===== Available records

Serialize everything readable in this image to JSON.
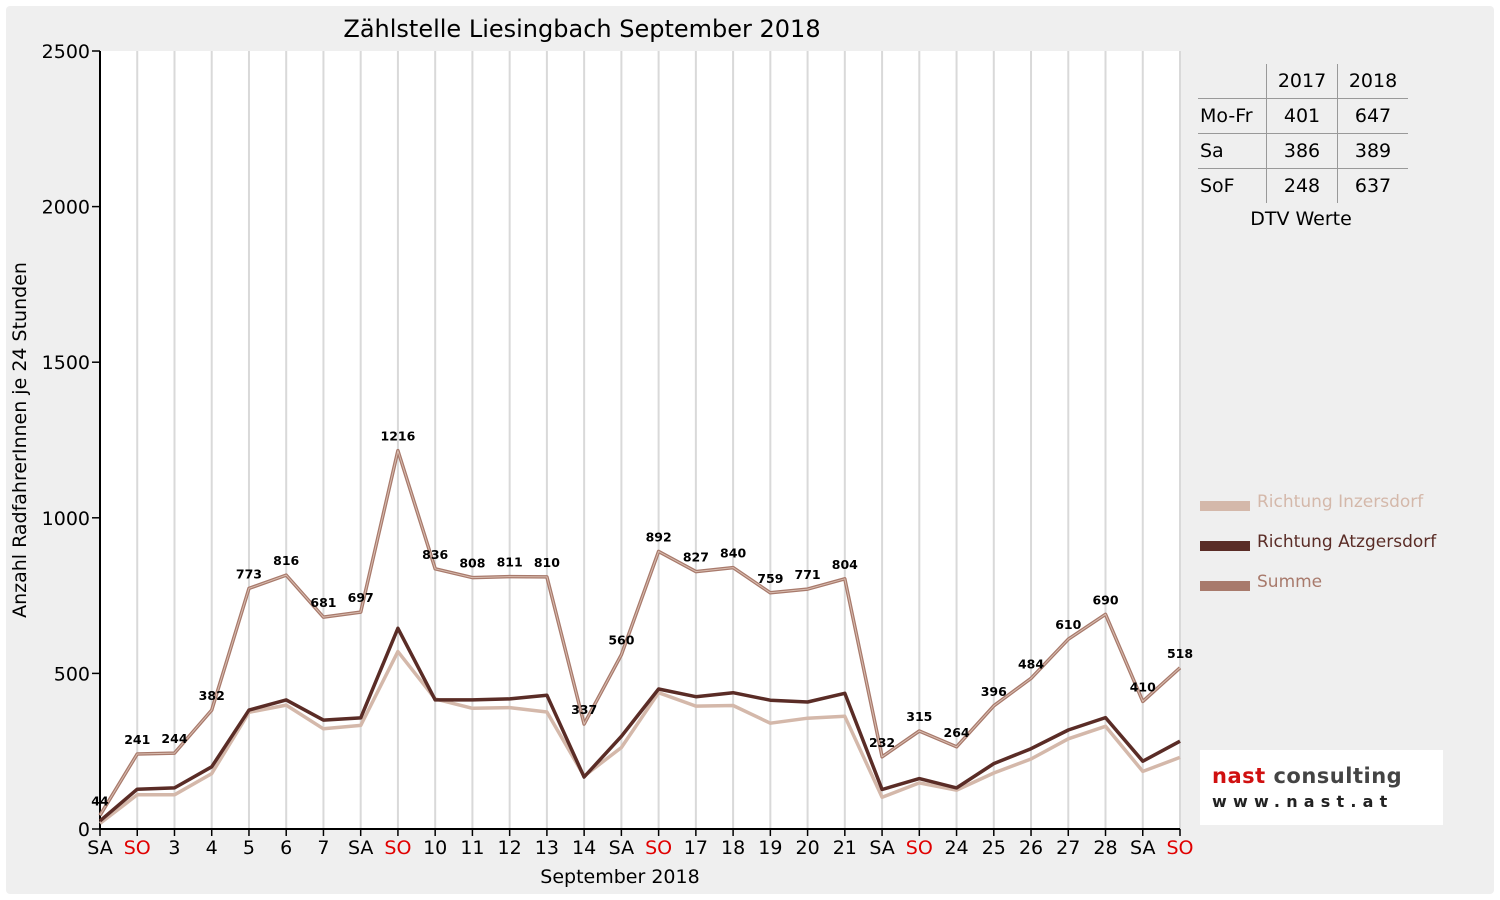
{
  "chart_data": {
    "type": "line",
    "title": "Zählstelle Liesingbach September 2018",
    "xlabel": "September 2018",
    "ylabel": "Anzahl RadfahrerInnen je 24 Stunden",
    "ylim": [
      0,
      2500
    ],
    "yticks": [
      "0",
      "500",
      "1000",
      "1500",
      "2000",
      "2500"
    ],
    "grid": "vertical",
    "legend_position": "right",
    "categories": [
      "SA",
      "SO",
      "3",
      "4",
      "5",
      "6",
      "7",
      "SA",
      "SO",
      "10",
      "11",
      "12",
      "13",
      "14",
      "SA",
      "SO",
      "17",
      "18",
      "19",
      "20",
      "21",
      "SA",
      "SO",
      "24",
      "25",
      "26",
      "27",
      "28",
      "SA",
      "SO"
    ],
    "sunday_indices": [
      1,
      8,
      15,
      22,
      29
    ],
    "sunday_color": "#e00000",
    "series": [
      {
        "name": "Richtung Inzersdorf",
        "color": "#d4b8aa",
        "values": [
          18,
          110,
          110,
          178,
          375,
          398,
          322,
          333,
          570,
          418,
          388,
          390,
          376,
          170,
          262,
          438,
          395,
          397,
          340,
          356,
          362,
          102,
          148,
          125,
          180,
          225,
          290,
          330,
          185,
          230
        ]
      },
      {
        "name": "Richtung Atzgersdorf",
        "color": "#5a2c26",
        "values": [
          26,
          128,
          132,
          200,
          382,
          415,
          350,
          357,
          645,
          415,
          415,
          418,
          430,
          167,
          298,
          450,
          425,
          438,
          414,
          408,
          436,
          127,
          162,
          132,
          210,
          258,
          318,
          358,
          218,
          282
        ]
      },
      {
        "name": "Summe",
        "color": "#a87a6c",
        "values": [
          44,
          241,
          244,
          382,
          773,
          816,
          681,
          697,
          1216,
          836,
          808,
          811,
          810,
          337,
          560,
          892,
          827,
          840,
          759,
          771,
          804,
          232,
          315,
          264,
          396,
          484,
          610,
          690,
          410,
          518
        ]
      }
    ],
    "data_labels": [
      "44",
      "241",
      "244",
      "382",
      "773",
      "816",
      "681",
      "697",
      "1216",
      "836",
      "808",
      "811",
      "810",
      "337",
      "560",
      "892",
      "827",
      "840",
      "759",
      "771",
      "804",
      "232",
      "315",
      "264",
      "396",
      "484",
      "610",
      "690",
      "410",
      "518"
    ]
  },
  "dtv_table": {
    "caption": "DTV Werte",
    "headers": [
      "",
      "2017",
      "2018"
    ],
    "rows": [
      {
        "label": "Mo-Fr",
        "v2017": "401",
        "v2018": "647"
      },
      {
        "label": "Sa",
        "v2017": "386",
        "v2018": "389"
      },
      {
        "label": "SoF",
        "v2017": "248",
        "v2018": "637"
      }
    ]
  },
  "logo": {
    "name_part1": "nast",
    "name_part2": " consulting",
    "url": "www.nast.at",
    "color_part1": "#d01010",
    "color_part2": "#444444"
  }
}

==========

> Task to complete:
Images in the records should not be copied. Repeat all the rest exactly.

> Final result:
Serialize everything readable in this image to JSON.
{
  "chart_data": {
    "type": "line",
    "title": "Zählstelle Liesingbach September 2018",
    "xlabel": "September 2018",
    "ylabel": "Anzahl RadfahrerInnen je 24 Stunden",
    "ylim": [
      0,
      2500
    ],
    "yticks": [
      "0",
      "500",
      "1000",
      "1500",
      "2000",
      "2500"
    ],
    "grid": "vertical",
    "legend_position": "right",
    "categories": [
      "SA",
      "SO",
      "3",
      "4",
      "5",
      "6",
      "7",
      "SA",
      "SO",
      "10",
      "11",
      "12",
      "13",
      "14",
      "SA",
      "SO",
      "17",
      "18",
      "19",
      "20",
      "21",
      "SA",
      "SO",
      "24",
      "25",
      "26",
      "27",
      "28",
      "SA",
      "SO"
    ],
    "sunday_indices": [
      1,
      8,
      15,
      22,
      29
    ],
    "sunday_color": "#e00000",
    "series": [
      {
        "name": "Richtung Inzersdorf",
        "color": "#d4b8aa",
        "values": [
          18,
          110,
          110,
          178,
          375,
          398,
          322,
          333,
          570,
          418,
          388,
          390,
          376,
          170,
          262,
          438,
          395,
          397,
          340,
          356,
          362,
          102,
          148,
          125,
          180,
          225,
          290,
          330,
          185,
          230
        ]
      },
      {
        "name": "Richtung Atzgersdorf",
        "color": "#5a2c26",
        "values": [
          26,
          128,
          132,
          200,
          382,
          415,
          350,
          357,
          645,
          415,
          415,
          418,
          430,
          167,
          298,
          450,
          425,
          438,
          414,
          408,
          436,
          127,
          162,
          132,
          210,
          258,
          318,
          358,
          218,
          282
        ]
      },
      {
        "name": "Summe",
        "color": "#a87a6c",
        "values": [
          44,
          241,
          244,
          382,
          773,
          816,
          681,
          697,
          1216,
          836,
          808,
          811,
          810,
          337,
          560,
          892,
          827,
          840,
          759,
          771,
          804,
          232,
          315,
          264,
          396,
          484,
          610,
          690,
          410,
          518
        ]
      }
    ],
    "data_labels": [
      "44",
      "241",
      "244",
      "382",
      "773",
      "816",
      "681",
      "697",
      "1216",
      "836",
      "808",
      "811",
      "810",
      "337",
      "560",
      "892",
      "827",
      "840",
      "759",
      "771",
      "804",
      "232",
      "315",
      "264",
      "396",
      "484",
      "610",
      "690",
      "410",
      "518"
    ]
  },
  "dtv_table": {
    "caption": "DTV Werte",
    "headers": [
      "",
      "2017",
      "2018"
    ],
    "rows": [
      {
        "label": "Mo-Fr",
        "v2017": "401",
        "v2018": "647"
      },
      {
        "label": "Sa",
        "v2017": "386",
        "v2018": "389"
      },
      {
        "label": "SoF",
        "v2017": "248",
        "v2018": "637"
      }
    ]
  },
  "logo": {
    "name_part1": "nast",
    "name_part2": " consulting",
    "url": "www.nast.at",
    "color_part1": "#d01010",
    "color_part2": "#444444"
  }
}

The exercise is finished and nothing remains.